* **Problem description**
Read the entries below and pull out each line with the string "name".

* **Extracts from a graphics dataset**
--- START ---

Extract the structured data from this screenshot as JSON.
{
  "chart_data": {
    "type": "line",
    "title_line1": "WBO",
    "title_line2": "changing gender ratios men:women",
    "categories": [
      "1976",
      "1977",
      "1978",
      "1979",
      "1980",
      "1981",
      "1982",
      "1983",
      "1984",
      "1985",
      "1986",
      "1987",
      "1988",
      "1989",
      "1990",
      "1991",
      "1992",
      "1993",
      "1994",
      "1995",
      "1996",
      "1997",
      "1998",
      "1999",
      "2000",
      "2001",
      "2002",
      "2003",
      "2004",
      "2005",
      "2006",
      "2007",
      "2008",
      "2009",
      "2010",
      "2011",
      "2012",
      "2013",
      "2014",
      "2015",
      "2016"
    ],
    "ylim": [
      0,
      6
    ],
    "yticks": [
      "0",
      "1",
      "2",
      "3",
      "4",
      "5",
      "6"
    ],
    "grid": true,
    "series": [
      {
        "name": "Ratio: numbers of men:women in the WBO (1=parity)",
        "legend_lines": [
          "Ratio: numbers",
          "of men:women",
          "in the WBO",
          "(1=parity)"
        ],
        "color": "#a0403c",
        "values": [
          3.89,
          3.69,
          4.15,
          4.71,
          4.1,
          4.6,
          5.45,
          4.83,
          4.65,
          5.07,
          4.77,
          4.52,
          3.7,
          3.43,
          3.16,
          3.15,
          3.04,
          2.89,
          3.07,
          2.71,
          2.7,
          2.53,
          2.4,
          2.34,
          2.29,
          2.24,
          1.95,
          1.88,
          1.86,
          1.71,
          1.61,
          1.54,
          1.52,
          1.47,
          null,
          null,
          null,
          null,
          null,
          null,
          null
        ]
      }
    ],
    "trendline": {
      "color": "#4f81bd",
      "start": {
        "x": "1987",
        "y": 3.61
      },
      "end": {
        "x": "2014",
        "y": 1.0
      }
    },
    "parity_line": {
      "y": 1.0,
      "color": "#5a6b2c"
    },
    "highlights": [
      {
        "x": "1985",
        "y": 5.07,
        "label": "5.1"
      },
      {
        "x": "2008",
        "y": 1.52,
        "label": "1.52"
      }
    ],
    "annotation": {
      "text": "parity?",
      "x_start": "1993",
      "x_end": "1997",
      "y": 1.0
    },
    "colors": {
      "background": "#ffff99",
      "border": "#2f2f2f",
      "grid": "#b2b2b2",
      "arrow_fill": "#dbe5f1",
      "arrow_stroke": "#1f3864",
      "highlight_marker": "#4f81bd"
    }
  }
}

--- END ---
--- START ---

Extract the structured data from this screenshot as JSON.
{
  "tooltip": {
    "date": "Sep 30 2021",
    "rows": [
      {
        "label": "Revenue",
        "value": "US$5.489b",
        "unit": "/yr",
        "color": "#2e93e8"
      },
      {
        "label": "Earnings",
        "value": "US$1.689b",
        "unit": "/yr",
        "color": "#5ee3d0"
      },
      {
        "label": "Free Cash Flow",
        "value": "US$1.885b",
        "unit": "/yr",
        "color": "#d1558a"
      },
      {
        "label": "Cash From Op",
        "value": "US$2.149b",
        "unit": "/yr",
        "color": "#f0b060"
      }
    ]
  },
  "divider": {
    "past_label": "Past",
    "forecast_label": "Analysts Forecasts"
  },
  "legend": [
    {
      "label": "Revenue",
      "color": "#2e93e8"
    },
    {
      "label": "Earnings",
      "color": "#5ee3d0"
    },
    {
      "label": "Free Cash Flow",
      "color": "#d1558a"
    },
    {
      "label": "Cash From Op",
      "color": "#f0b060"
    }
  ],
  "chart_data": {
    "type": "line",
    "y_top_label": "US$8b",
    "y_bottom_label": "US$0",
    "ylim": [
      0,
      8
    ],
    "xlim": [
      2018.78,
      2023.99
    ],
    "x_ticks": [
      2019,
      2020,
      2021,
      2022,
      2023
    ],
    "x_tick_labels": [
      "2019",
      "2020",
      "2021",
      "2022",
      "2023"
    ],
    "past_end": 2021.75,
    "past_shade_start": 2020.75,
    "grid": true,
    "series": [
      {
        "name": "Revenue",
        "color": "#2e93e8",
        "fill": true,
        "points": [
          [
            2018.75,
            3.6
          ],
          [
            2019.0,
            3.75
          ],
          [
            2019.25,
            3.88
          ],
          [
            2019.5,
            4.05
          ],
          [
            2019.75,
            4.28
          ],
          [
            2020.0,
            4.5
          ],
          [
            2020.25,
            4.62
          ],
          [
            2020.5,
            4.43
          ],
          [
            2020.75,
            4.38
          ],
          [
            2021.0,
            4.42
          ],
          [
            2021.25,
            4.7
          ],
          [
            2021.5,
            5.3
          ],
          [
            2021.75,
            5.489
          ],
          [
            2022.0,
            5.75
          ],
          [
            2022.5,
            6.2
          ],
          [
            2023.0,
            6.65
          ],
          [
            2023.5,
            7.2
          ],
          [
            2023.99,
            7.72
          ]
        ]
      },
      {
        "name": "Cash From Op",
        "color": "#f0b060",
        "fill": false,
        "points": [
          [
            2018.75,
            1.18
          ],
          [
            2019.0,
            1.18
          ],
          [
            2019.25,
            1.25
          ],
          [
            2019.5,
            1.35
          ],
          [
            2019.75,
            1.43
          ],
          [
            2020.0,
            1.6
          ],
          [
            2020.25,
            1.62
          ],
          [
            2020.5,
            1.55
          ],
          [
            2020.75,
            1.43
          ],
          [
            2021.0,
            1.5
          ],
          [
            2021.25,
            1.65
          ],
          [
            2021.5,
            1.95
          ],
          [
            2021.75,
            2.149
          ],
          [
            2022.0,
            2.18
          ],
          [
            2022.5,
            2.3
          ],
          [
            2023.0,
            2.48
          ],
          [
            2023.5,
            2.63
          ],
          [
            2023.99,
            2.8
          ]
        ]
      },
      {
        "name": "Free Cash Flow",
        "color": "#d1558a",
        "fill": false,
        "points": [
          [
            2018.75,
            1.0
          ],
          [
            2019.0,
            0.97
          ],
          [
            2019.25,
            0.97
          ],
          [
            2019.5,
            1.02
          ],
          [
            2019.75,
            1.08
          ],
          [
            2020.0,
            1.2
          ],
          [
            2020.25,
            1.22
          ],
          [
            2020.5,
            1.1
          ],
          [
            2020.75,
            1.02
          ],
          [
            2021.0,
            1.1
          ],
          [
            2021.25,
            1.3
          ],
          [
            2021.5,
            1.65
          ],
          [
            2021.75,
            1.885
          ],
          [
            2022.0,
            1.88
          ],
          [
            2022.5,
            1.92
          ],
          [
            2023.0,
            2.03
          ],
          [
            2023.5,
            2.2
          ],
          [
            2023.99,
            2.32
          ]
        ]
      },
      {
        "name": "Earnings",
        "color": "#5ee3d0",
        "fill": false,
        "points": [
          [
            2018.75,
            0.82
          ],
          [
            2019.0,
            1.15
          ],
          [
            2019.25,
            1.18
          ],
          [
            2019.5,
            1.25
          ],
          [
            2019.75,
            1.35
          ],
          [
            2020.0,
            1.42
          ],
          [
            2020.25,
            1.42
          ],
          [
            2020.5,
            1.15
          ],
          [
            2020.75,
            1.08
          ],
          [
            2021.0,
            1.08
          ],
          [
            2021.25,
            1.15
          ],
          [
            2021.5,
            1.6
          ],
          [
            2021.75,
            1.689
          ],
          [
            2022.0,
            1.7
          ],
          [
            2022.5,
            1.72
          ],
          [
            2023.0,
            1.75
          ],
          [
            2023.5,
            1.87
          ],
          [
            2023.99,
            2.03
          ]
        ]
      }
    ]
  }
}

--- END ---

* **Exercise answer**
        "name": "Ratio: numbers of men:women in the WBO (1=parity)",
        "name": "Revenue",
        "name": "Cash From Op",
        "name": "Free Cash Flow",
        "name": "Earnings",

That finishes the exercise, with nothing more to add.